* Begin Material supplied *

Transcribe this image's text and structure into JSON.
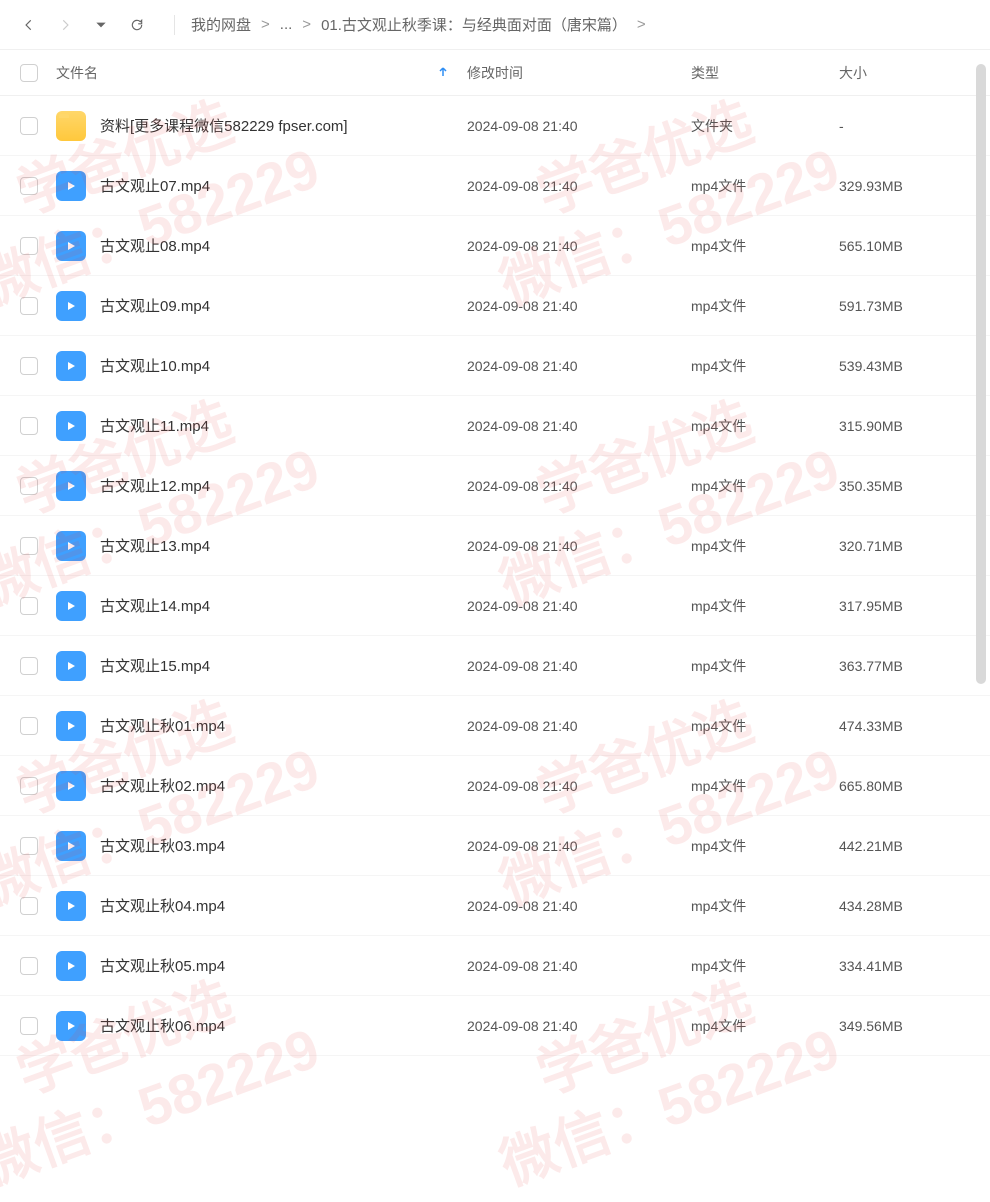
{
  "breadcrumbs": {
    "root": "我的网盘",
    "ellipsis": "...",
    "current": "01.古文观止秋季课：与经典面对面（唐宋篇）",
    "sep": ">"
  },
  "columns": {
    "name": "文件名",
    "time": "修改时间",
    "type": "类型",
    "size": "大小"
  },
  "watermark": {
    "line1": "学爸优选",
    "line2": "微信：582229"
  },
  "files": [
    {
      "icon": "folder",
      "name": "资料[更多课程微信582229 fpser.com]",
      "time": "2024-09-08 21:40",
      "type": "文件夹",
      "size": "-"
    },
    {
      "icon": "video",
      "name": "古文观止07.mp4",
      "time": "2024-09-08 21:40",
      "type": "mp4文件",
      "size": "329.93MB"
    },
    {
      "icon": "video",
      "name": "古文观止08.mp4",
      "time": "2024-09-08 21:40",
      "type": "mp4文件",
      "size": "565.10MB"
    },
    {
      "icon": "video",
      "name": "古文观止09.mp4",
      "time": "2024-09-08 21:40",
      "type": "mp4文件",
      "size": "591.73MB"
    },
    {
      "icon": "video",
      "name": "古文观止10.mp4",
      "time": "2024-09-08 21:40",
      "type": "mp4文件",
      "size": "539.43MB"
    },
    {
      "icon": "video",
      "name": "古文观止11.mp4",
      "time": "2024-09-08 21:40",
      "type": "mp4文件",
      "size": "315.90MB"
    },
    {
      "icon": "video",
      "name": "古文观止12.mp4",
      "time": "2024-09-08 21:40",
      "type": "mp4文件",
      "size": "350.35MB"
    },
    {
      "icon": "video",
      "name": "古文观止13.mp4",
      "time": "2024-09-08 21:40",
      "type": "mp4文件",
      "size": "320.71MB"
    },
    {
      "icon": "video",
      "name": "古文观止14.mp4",
      "time": "2024-09-08 21:40",
      "type": "mp4文件",
      "size": "317.95MB"
    },
    {
      "icon": "video",
      "name": "古文观止15.mp4",
      "time": "2024-09-08 21:40",
      "type": "mp4文件",
      "size": "363.77MB"
    },
    {
      "icon": "video",
      "name": "古文观止秋01.mp4",
      "time": "2024-09-08 21:40",
      "type": "mp4文件",
      "size": "474.33MB"
    },
    {
      "icon": "video",
      "name": "古文观止秋02.mp4",
      "time": "2024-09-08 21:40",
      "type": "mp4文件",
      "size": "665.80MB"
    },
    {
      "icon": "video",
      "name": "古文观止秋03.mp4",
      "time": "2024-09-08 21:40",
      "type": "mp4文件",
      "size": "442.21MB"
    },
    {
      "icon": "video",
      "name": "古文观止秋04.mp4",
      "time": "2024-09-08 21:40",
      "type": "mp4文件",
      "size": "434.28MB"
    },
    {
      "icon": "video",
      "name": "古文观止秋05.mp4",
      "time": "2024-09-08 21:40",
      "type": "mp4文件",
      "size": "334.41MB"
    },
    {
      "icon": "video",
      "name": "古文观止秋06.mp4",
      "time": "2024-09-08 21:40",
      "type": "mp4文件",
      "size": "349.56MB"
    }
  ]
}
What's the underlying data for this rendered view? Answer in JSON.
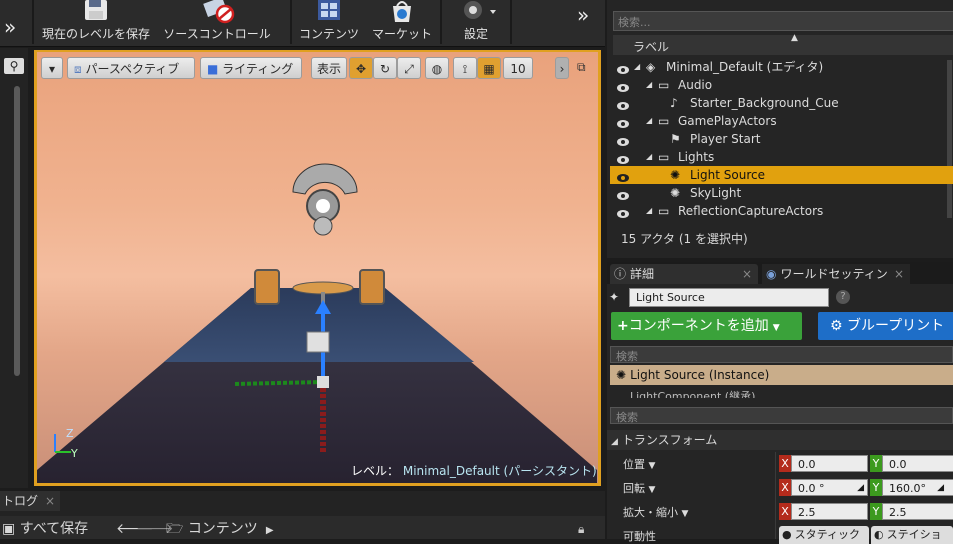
{
  "toolbar": {
    "save_level": "現在のレベルを保存",
    "source_control": "ソースコントロール",
    "content": "コンテンツ",
    "market": "マーケット",
    "settings": "設定"
  },
  "viewport": {
    "perspective": "パースペクティブ",
    "lighting": "ライティング",
    "show": "表示",
    "grid_size": "10",
    "level_prefix": "レベル：",
    "level_name": "Minimal_Default (パーシスタント)"
  },
  "outliner": {
    "search_placeholder": "検索...",
    "column_label": "ラベル",
    "items": [
      {
        "label": "Minimal_Default (エディタ)",
        "depth": 0,
        "kind": "world"
      },
      {
        "label": "Audio",
        "depth": 1,
        "kind": "folder"
      },
      {
        "label": "Starter_Background_Cue",
        "depth": 2,
        "kind": "sound"
      },
      {
        "label": "GamePlayActors",
        "depth": 1,
        "kind": "folder"
      },
      {
        "label": "Player Start",
        "depth": 2,
        "kind": "player"
      },
      {
        "label": "Lights",
        "depth": 1,
        "kind": "folder"
      },
      {
        "label": "Light Source",
        "depth": 2,
        "kind": "light",
        "selected": true
      },
      {
        "label": "SkyLight",
        "depth": 2,
        "kind": "light"
      },
      {
        "label": "ReflectionCaptureActors",
        "depth": 1,
        "kind": "folder"
      }
    ],
    "status": "15 アクタ (1 を選択中)"
  },
  "details": {
    "tab_details": "詳細",
    "tab_world": "ワールドセッティン",
    "name_value": "Light Source",
    "add_component": "コンポーネントを追加",
    "blueprint": "ブループリント",
    "component_search": "検索",
    "instance_label": "Light Source (Instance)",
    "component_child": "LightComponent (継承)",
    "property_search": "検索",
    "transform_header": "トランスフォーム",
    "location_label": "位置",
    "rotation_label": "回転",
    "scale_label": "拡大・縮小",
    "mobility_label": "可動性",
    "location": {
      "x": "0.0",
      "y": "0.0"
    },
    "rotation": {
      "x": "0.0 °",
      "y": "160.0°"
    },
    "scale": {
      "x": "2.5",
      "y": "2.5"
    },
    "mobility_static": "スタティック",
    "mobility_stationary": "ステイショ"
  },
  "bottom": {
    "log_tab": "トログ",
    "save_all": "すべて保存",
    "content_path": "コンテンツ"
  },
  "colors": {
    "selection": "#e1a10e",
    "add_component_green": "#3aa23a",
    "blueprint_blue": "#1e6ec8",
    "instance_tan": "#c9ad8a"
  }
}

* End Material supplied *

Exclude every picture and copy the remaining data exactly.

» Full output:
Transcribe this image's text and structure into JSON.
{
  "breadcrumbs": {
    "root": "我的网盘",
    "ellipsis": "...",
    "current": "01.古文观止秋季课：与经典面对面（唐宋篇）",
    "sep": ">"
  },
  "columns": {
    "name": "文件名",
    "time": "修改时间",
    "type": "类型",
    "size": "大小"
  },
  "watermark": {
    "line1": "学爸优选",
    "line2": "微信：582229"
  },
  "files": [
    {
      "icon": "folder",
      "name": "资料[更多课程微信582229 fpser.com]",
      "time": "2024-09-08 21:40",
      "type": "文件夹",
      "size": "-"
    },
    {
      "icon": "video",
      "name": "古文观止07.mp4",
      "time": "2024-09-08 21:40",
      "type": "mp4文件",
      "size": "329.93MB"
    },
    {
      "icon": "video",
      "name": "古文观止08.mp4",
      "time": "2024-09-08 21:40",
      "type": "mp4文件",
      "size": "565.10MB"
    },
    {
      "icon": "video",
      "name": "古文观止09.mp4",
      "time": "2024-09-08 21:40",
      "type": "mp4文件",
      "size": "591.73MB"
    },
    {
      "icon": "video",
      "name": "古文观止10.mp4",
      "time": "2024-09-08 21:40",
      "type": "mp4文件",
      "size": "539.43MB"
    },
    {
      "icon": "video",
      "name": "古文观止11.mp4",
      "time": "2024-09-08 21:40",
      "type": "mp4文件",
      "size": "315.90MB"
    },
    {
      "icon": "video",
      "name": "古文观止12.mp4",
      "time": "2024-09-08 21:40",
      "type": "mp4文件",
      "size": "350.35MB"
    },
    {
      "icon": "video",
      "name": "古文观止13.mp4",
      "time": "2024-09-08 21:40",
      "type": "mp4文件",
      "size": "320.71MB"
    },
    {
      "icon": "video",
      "name": "古文观止14.mp4",
      "time": "2024-09-08 21:40",
      "type": "mp4文件",
      "size": "317.95MB"
    },
    {
      "icon": "video",
      "name": "古文观止15.mp4",
      "time": "2024-09-08 21:40",
      "type": "mp4文件",
      "size": "363.77MB"
    },
    {
      "icon": "video",
      "name": "古文观止秋01.mp4",
      "time": "2024-09-08 21:40",
      "type": "mp4文件",
      "size": "474.33MB"
    },
    {
      "icon": "video",
      "name": "古文观止秋02.mp4",
      "time": "2024-09-08 21:40",
      "type": "mp4文件",
      "size": "665.80MB"
    },
    {
      "icon": "video",
      "name": "古文观止秋03.mp4",
      "time": "2024-09-08 21:40",
      "type": "mp4文件",
      "size": "442.21MB"
    },
    {
      "icon": "video",
      "name": "古文观止秋04.mp4",
      "time": "2024-09-08 21:40",
      "type": "mp4文件",
      "size": "434.28MB"
    },
    {
      "icon": "video",
      "name": "古文观止秋05.mp4",
      "time": "2024-09-08 21:40",
      "type": "mp4文件",
      "size": "334.41MB"
    },
    {
      "icon": "video",
      "name": "古文观止秋06.mp4",
      "time": "2024-09-08 21:40",
      "type": "mp4文件",
      "size": "349.56MB"
    }
  ]
}
What's the underlying data for this rendered view? Answer in JSON.
{
  "toolbar": {
    "save_level": "現在のレベルを保存",
    "source_control": "ソースコントロール",
    "content": "コンテンツ",
    "market": "マーケット",
    "settings": "設定"
  },
  "viewport": {
    "perspective": "パースペクティブ",
    "lighting": "ライティング",
    "show": "表示",
    "grid_size": "10",
    "level_prefix": "レベル：",
    "level_name": "Minimal_Default (パーシスタント)"
  },
  "outliner": {
    "search_placeholder": "検索...",
    "column_label": "ラベル",
    "items": [
      {
        "label": "Minimal_Default (エディタ)",
        "depth": 0,
        "kind": "world"
      },
      {
        "label": "Audio",
        "depth": 1,
        "kind": "folder"
      },
      {
        "label": "Starter_Background_Cue",
        "depth": 2,
        "kind": "sound"
      },
      {
        "label": "GamePlayActors",
        "depth": 1,
        "kind": "folder"
      },
      {
        "label": "Player Start",
        "depth": 2,
        "kind": "player"
      },
      {
        "label": "Lights",
        "depth": 1,
        "kind": "folder"
      },
      {
        "label": "Light Source",
        "depth": 2,
        "kind": "light",
        "selected": true
      },
      {
        "label": "SkyLight",
        "depth": 2,
        "kind": "light"
      },
      {
        "label": "ReflectionCaptureActors",
        "depth": 1,
        "kind": "folder"
      }
    ],
    "status": "15 アクタ (1 を選択中)"
  },
  "details": {
    "tab_details": "詳細",
    "tab_world": "ワールドセッティン",
    "name_value": "Light Source",
    "add_component": "コンポーネントを追加",
    "blueprint": "ブループリント",
    "component_search": "検索",
    "instance_label": "Light Source (Instance)",
    "component_child": "LightComponent (継承)",
    "property_search": "検索",
    "transform_header": "トランスフォーム",
    "location_label": "位置",
    "rotation_label": "回転",
    "scale_label": "拡大・縮小",
    "mobility_label": "可動性",
    "location": {
      "x": "0.0",
      "y": "0.0"
    },
    "rotation": {
      "x": "0.0 °",
      "y": "160.0°"
    },
    "scale": {
      "x": "2.5",
      "y": "2.5"
    },
    "mobility_static": "スタティック",
    "mobility_stationary": "ステイショ"
  },
  "bottom": {
    "log_tab": "トログ",
    "save_all": "すべて保存",
    "content_path": "コンテンツ"
  },
  "colors": {
    "selection": "#e1a10e",
    "add_component_green": "#3aa23a",
    "blueprint_blue": "#1e6ec8",
    "instance_tan": "#c9ad8a"
  }
}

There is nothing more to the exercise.